● **Source excerpt**:

The administration takes this approach even though objecting employers have repeatedly insisted that there are many acceptable ways for the state to ensure that women get cost-free coverage from entities other than them. For example, these objectors have noted that the government could “us[e] Title X to make free contraceptives available to any women whose plans do not include them.” The Trump administration could have urged the Republican-controlled Congress to make this happen, but it did not, nor did it make any effort to examine these and other possibilities.
Unfortunately, the new rules may result in an increase in unintended pregnancies and abortions. NBC has reported that a 2012 study found that when women got birth control at no cost to them, the number of unintended pregnancies and abortions dropped by between 62 and 78 percent, and other studies have come to similar conclusions. It is puzzling to see an administration that says it is pro-life downplay concerns like these.
The new rules also have procedural defects. They became effective immediately, rather than allowing for comments to be submitted and considered first. Yes, this matter has a long history, one in which thousands of comments have been filed. But the policy set forth in this rule is almost entirely new.
It would be a welcome development if the lawsuits that are being filed against these new rules—or any Congressional action—result in revisions bringing us closer to a solution that respects religious bodies, women working for objecting employers and Supreme Court precedent. Ultimately, the best resolution would be to adopt a system where health care is not delivered mostly through employers—that way, employers would not have to worry about whether the health care coverage they provide to their employees comports with their faith and values, and workers would not have to worry that the health coverage they need could be vetoed by their bosses.

● **Objectives**:
a – In the excerpt on the new contraceptive coverage rules, by how much did a 2012 study find unintended pregnancies and abortions dropped when women got birth control at no cost?
b – Reproduce the excerpt on the new contraceptive coverage rules word for word, beginning at the words "Unfortunately, the new" and stopping after "concerns like these.".

● **Recorded information**:
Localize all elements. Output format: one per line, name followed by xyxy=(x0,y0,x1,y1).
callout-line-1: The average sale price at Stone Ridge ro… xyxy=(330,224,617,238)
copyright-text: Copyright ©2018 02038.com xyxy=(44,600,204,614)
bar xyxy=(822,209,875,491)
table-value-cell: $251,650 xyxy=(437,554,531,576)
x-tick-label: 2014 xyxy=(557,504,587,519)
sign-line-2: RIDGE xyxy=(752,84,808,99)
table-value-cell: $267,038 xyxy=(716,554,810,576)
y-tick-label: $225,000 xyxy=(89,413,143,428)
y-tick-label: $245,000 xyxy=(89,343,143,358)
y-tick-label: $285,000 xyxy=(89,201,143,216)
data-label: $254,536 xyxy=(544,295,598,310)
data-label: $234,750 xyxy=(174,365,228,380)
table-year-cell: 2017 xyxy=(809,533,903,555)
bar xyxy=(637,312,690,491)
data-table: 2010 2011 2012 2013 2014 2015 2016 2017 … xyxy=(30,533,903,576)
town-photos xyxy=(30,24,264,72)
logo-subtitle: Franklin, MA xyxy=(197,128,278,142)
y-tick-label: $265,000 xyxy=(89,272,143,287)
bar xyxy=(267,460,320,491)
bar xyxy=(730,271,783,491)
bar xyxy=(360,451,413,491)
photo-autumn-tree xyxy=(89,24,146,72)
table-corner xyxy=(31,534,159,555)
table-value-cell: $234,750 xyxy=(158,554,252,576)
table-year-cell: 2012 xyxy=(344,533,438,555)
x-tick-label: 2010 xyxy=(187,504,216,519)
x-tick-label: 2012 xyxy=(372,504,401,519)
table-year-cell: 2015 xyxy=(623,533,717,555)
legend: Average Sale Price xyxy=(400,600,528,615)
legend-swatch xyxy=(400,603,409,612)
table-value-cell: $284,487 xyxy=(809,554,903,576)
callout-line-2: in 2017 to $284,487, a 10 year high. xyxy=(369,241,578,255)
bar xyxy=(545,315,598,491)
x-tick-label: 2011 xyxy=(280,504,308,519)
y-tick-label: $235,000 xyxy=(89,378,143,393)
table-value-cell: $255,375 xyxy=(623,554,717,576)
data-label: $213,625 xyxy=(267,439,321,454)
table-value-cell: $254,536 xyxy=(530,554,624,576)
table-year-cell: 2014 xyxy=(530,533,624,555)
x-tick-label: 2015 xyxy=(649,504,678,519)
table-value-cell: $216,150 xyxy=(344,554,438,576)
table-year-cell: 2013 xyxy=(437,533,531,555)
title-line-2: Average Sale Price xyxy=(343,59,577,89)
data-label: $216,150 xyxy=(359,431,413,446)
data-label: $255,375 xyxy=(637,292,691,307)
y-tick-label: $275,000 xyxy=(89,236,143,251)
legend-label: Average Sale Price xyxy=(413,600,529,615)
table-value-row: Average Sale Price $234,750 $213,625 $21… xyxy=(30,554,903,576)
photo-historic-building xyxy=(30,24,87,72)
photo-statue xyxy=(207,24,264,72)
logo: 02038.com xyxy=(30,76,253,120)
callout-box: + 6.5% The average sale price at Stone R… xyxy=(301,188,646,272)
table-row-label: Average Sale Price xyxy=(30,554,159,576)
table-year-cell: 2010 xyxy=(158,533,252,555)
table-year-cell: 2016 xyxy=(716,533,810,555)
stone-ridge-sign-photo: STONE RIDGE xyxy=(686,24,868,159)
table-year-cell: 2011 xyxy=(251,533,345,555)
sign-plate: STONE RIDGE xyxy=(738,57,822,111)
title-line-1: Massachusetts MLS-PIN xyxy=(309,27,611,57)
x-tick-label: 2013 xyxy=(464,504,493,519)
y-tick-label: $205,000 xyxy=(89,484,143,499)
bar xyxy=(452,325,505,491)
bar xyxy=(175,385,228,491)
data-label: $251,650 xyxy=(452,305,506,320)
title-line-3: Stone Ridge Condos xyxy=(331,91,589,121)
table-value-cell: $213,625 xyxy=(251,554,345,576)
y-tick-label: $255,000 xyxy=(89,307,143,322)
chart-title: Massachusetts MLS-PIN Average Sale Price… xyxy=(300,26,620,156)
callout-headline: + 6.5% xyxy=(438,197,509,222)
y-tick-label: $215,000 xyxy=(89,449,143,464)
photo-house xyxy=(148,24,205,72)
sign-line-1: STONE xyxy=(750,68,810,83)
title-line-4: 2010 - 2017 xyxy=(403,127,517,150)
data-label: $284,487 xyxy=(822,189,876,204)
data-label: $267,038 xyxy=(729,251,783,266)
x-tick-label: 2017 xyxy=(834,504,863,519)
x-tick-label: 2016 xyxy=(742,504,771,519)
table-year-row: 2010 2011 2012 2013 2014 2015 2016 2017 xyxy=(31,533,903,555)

● **Solution set**:
a – They dropped by between 62 and 78 percent.

b –
Unfortunately, the new rules may result in an increase in unintended pregnancies and abortions. NBC has reported that a 2012 study found that when women got birth control at no cost to them, the number of unintended pregnancies and abortions dropped by between 62 and 78 percent, and other studies have come to similar conclusions. It is puzzling to see an administration that says it is pro-life downplay concerns like these.